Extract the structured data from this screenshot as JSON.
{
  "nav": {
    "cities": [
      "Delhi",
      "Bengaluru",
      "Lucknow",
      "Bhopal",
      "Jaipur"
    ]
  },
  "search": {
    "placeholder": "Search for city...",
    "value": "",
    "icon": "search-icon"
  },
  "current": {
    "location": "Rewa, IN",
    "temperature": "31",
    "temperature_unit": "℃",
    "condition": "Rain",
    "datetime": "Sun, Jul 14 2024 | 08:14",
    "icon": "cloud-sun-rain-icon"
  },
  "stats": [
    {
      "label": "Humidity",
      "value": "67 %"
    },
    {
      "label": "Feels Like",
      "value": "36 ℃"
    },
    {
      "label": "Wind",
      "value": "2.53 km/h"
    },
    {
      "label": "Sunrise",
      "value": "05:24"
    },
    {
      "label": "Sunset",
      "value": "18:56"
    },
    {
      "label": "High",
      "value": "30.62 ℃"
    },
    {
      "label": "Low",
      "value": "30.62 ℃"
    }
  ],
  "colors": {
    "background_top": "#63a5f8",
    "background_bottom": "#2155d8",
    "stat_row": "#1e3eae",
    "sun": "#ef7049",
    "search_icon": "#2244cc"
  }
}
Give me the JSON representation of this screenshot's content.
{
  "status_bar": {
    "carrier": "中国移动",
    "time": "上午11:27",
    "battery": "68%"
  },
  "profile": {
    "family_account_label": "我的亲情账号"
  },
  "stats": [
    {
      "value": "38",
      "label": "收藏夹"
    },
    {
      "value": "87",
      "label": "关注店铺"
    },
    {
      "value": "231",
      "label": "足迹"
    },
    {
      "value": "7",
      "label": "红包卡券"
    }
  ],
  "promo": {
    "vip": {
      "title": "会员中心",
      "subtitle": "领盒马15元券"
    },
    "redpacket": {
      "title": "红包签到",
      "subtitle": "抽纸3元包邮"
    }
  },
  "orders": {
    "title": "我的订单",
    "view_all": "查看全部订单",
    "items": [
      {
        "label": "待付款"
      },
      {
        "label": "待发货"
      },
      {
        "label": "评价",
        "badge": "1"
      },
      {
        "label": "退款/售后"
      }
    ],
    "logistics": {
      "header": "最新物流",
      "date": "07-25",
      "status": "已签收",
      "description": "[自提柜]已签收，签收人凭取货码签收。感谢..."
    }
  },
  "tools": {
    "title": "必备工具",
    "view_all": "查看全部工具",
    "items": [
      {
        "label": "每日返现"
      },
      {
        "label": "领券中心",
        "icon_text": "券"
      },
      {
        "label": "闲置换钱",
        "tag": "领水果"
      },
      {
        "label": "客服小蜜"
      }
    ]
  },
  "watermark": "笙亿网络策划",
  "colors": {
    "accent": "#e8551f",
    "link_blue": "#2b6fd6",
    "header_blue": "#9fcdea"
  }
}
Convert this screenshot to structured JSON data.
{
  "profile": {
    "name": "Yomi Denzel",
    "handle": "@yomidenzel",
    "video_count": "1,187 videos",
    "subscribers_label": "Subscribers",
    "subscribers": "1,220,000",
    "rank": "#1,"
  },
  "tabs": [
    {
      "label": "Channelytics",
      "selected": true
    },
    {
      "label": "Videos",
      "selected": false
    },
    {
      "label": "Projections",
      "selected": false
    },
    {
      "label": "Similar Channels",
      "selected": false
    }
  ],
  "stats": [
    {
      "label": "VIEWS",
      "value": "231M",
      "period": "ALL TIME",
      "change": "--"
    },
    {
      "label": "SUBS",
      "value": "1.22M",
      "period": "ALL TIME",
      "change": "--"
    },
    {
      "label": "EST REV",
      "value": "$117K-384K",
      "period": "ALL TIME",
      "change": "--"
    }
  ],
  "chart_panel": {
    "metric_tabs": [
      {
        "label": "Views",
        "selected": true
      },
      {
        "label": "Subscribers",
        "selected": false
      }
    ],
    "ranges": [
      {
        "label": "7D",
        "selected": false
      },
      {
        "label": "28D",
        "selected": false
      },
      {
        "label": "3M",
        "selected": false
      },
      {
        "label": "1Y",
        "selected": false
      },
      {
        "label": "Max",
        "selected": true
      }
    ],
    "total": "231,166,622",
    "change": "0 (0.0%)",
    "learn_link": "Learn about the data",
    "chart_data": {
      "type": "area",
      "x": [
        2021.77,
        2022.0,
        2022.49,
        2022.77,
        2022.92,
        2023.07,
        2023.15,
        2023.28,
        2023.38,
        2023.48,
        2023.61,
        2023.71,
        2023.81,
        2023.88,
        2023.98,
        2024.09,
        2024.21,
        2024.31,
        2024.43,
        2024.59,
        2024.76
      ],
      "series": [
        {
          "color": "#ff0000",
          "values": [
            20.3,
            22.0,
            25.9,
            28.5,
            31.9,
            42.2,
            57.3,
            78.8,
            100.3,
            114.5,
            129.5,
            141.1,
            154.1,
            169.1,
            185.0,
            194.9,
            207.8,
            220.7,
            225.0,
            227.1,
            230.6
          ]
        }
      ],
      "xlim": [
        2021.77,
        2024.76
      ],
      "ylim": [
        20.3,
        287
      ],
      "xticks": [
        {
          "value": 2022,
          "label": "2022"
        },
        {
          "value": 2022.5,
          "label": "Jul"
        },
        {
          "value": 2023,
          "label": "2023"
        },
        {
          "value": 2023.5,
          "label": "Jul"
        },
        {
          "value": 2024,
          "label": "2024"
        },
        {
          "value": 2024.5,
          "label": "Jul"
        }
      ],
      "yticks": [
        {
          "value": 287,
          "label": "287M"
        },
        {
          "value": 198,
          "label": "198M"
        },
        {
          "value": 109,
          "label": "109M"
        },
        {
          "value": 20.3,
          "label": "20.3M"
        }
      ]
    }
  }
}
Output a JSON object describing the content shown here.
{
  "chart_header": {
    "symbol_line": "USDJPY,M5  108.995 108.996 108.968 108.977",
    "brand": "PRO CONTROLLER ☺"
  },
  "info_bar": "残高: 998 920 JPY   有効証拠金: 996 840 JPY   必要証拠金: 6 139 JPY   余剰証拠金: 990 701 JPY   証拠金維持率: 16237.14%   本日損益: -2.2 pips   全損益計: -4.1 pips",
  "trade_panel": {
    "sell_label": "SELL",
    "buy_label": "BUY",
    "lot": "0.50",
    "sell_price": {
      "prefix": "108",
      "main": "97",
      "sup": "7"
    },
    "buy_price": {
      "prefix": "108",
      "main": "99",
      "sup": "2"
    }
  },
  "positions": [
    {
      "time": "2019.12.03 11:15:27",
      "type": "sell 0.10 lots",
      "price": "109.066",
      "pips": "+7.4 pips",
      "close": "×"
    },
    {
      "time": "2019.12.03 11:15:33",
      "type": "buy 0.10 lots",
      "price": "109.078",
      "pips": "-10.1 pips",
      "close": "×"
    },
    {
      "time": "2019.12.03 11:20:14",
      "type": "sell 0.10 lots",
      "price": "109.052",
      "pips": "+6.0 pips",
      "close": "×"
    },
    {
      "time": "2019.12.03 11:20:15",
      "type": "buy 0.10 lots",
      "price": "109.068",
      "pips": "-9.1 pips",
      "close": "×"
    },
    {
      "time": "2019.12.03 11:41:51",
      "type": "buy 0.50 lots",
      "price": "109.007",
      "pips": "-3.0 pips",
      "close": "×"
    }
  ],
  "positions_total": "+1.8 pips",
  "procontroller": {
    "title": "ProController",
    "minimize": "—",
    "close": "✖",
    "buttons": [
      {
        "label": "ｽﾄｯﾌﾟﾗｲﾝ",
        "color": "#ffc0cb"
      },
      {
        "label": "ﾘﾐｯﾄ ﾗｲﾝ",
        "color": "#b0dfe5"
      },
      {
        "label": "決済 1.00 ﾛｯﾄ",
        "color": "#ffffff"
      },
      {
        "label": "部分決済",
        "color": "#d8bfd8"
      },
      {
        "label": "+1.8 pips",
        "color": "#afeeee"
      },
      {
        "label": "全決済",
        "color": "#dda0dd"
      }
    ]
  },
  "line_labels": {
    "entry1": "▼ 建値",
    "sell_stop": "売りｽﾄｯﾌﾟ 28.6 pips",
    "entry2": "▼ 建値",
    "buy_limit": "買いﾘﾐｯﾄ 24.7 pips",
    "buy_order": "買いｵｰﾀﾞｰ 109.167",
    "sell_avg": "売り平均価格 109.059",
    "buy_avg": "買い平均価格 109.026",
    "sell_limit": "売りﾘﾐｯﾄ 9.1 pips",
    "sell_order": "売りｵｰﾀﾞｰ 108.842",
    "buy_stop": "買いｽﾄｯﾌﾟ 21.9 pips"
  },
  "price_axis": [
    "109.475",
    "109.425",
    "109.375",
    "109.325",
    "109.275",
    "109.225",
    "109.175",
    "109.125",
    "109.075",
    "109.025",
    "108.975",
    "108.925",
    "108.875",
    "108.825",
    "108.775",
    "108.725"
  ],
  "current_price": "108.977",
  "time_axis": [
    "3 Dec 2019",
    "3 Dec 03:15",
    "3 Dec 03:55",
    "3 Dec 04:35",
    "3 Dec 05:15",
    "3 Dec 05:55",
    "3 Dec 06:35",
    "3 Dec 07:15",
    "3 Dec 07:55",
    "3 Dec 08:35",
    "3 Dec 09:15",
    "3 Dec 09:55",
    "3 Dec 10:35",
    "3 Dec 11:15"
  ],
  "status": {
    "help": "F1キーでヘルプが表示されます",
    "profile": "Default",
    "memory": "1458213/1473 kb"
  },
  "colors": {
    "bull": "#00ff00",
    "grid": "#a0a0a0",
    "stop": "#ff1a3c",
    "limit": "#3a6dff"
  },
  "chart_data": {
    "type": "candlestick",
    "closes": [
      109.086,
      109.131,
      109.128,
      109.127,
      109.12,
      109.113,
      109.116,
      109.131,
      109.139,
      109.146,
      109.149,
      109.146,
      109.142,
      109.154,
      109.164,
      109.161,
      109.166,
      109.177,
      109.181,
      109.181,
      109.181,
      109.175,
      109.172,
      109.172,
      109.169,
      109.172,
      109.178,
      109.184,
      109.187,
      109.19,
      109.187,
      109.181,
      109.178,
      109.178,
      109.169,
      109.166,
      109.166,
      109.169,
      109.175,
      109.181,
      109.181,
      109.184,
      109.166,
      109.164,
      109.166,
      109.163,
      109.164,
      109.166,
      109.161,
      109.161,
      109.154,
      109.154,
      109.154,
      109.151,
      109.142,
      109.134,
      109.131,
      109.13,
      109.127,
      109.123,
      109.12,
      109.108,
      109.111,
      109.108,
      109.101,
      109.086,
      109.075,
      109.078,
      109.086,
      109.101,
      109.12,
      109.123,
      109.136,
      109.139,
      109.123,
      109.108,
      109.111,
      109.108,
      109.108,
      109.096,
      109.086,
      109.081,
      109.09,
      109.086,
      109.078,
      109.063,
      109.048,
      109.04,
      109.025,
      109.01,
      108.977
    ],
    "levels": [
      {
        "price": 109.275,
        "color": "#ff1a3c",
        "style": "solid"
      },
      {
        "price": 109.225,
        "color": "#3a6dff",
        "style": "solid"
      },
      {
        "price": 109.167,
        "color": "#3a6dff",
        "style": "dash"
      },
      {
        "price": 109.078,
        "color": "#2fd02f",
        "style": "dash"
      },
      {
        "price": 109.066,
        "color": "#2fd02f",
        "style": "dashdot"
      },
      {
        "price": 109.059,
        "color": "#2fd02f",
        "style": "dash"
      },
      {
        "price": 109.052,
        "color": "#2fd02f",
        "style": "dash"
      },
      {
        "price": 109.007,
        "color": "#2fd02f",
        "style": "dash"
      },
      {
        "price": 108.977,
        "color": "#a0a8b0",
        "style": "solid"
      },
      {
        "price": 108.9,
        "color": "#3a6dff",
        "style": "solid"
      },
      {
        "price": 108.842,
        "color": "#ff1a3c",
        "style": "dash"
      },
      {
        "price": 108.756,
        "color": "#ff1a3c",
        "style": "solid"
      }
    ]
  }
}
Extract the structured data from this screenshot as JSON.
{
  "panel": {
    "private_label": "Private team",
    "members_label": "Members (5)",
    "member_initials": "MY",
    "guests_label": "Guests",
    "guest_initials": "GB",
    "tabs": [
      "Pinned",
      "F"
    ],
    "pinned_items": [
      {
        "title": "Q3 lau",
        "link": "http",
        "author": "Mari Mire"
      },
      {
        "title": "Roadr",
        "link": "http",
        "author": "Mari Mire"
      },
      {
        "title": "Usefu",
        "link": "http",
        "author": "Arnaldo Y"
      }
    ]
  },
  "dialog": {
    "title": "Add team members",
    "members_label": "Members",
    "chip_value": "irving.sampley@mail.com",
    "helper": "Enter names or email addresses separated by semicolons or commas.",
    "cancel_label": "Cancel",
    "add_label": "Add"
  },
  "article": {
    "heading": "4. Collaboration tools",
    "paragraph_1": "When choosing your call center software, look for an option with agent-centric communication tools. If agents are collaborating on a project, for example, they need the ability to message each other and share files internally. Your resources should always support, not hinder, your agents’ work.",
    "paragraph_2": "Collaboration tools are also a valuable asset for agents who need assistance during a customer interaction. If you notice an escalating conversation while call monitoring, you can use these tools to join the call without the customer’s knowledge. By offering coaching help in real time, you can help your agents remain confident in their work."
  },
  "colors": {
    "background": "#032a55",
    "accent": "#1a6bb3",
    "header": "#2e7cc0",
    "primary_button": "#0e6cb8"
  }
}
────────────────
Pick out every line above that contains the word "type" and copy it.

> **The completed task**
      "type": "area",
      "type": "sell 0.10 lots",
      "type": "buy 0.10 lots",
      "type": "sell 0.10 lots",
      "type": "buy 0.10 lots",
      "type": "buy 0.50 lots",
    "type": "candlestick",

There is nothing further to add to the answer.